Goal →
Search the entries below. Return every line that has "color" in it.

#### Exercise input

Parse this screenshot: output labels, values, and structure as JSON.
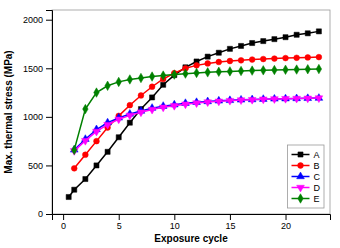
{
  "chart_data": {
    "type": "line",
    "xlabel": "Exposure cycle",
    "ylabel": "Max. thermal stress (MPa)",
    "xlim": [
      -1,
      24
    ],
    "ylim": [
      0,
      2100
    ],
    "xticks": [
      0,
      5,
      10,
      15,
      20
    ],
    "yticks": [
      0,
      500,
      1000,
      1500,
      2000
    ],
    "grid": false,
    "legend": "lower right",
    "series": [
      {
        "name": "A",
        "color": "#000000",
        "marker": "square",
        "x": [
          0.5,
          1,
          2,
          3,
          4,
          5,
          6,
          7,
          8,
          9,
          10,
          11,
          12,
          13,
          14,
          15,
          16,
          17,
          18,
          19,
          20,
          21,
          22,
          23
        ],
        "values": [
          175,
          250,
          360,
          500,
          640,
          790,
          940,
          1080,
          1200,
          1330,
          1430,
          1510,
          1570,
          1620,
          1660,
          1700,
          1730,
          1760,
          1780,
          1800,
          1820,
          1845,
          1860,
          1880
        ]
      },
      {
        "name": "B",
        "color": "#ff0000",
        "marker": "circle",
        "x": [
          1,
          2,
          3,
          4,
          5,
          6,
          7,
          8,
          9,
          10,
          11,
          12,
          13,
          14,
          15,
          16,
          17,
          18,
          19,
          20,
          21,
          22,
          23
        ],
        "values": [
          470,
          610,
          750,
          890,
          1010,
          1120,
          1220,
          1310,
          1390,
          1450,
          1500,
          1530,
          1550,
          1565,
          1575,
          1582,
          1590,
          1595,
          1600,
          1605,
          1608,
          1612,
          1615
        ]
      },
      {
        "name": "C",
        "color": "#0000ff",
        "marker": "triangle-up",
        "x": [
          1,
          2,
          3,
          4,
          5,
          6,
          7,
          8,
          9,
          10,
          11,
          12,
          13,
          14,
          15,
          16,
          17,
          18,
          19,
          20,
          21,
          22,
          23
        ],
        "values": [
          660,
          770,
          870,
          940,
          990,
          1030,
          1060,
          1090,
          1110,
          1125,
          1140,
          1150,
          1158,
          1165,
          1170,
          1175,
          1178,
          1182,
          1185,
          1187,
          1189,
          1191,
          1193
        ]
      },
      {
        "name": "D",
        "color": "#ff00ff",
        "marker": "triangle-down",
        "x": [
          1,
          2,
          3,
          4,
          5,
          6,
          7,
          8,
          9,
          10,
          11,
          12,
          13,
          14,
          15,
          16,
          17,
          18,
          19,
          20,
          21,
          22,
          23
        ],
        "values": [
          650,
          755,
          850,
          920,
          975,
          1015,
          1048,
          1075,
          1098,
          1115,
          1130,
          1142,
          1152,
          1160,
          1167,
          1173,
          1177,
          1181,
          1184,
          1187,
          1189,
          1191,
          1193
        ]
      },
      {
        "name": "E",
        "color": "#008000",
        "marker": "diamond",
        "x": [
          1,
          2,
          3,
          4,
          5,
          6,
          7,
          8,
          9,
          10,
          11,
          12,
          13,
          14,
          15,
          16,
          17,
          18,
          19,
          20,
          21,
          22,
          23
        ],
        "values": [
          660,
          1080,
          1250,
          1320,
          1360,
          1385,
          1400,
          1415,
          1425,
          1435,
          1445,
          1452,
          1458,
          1464,
          1468,
          1472,
          1476,
          1479,
          1482,
          1485,
          1487,
          1490,
          1492
        ]
      }
    ]
  }
}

########

Solution →
        "color": "#000000",
        "color": "#ff0000",
        "color": "#0000ff",
        "color": "#ff00ff",
        "color": "#008000",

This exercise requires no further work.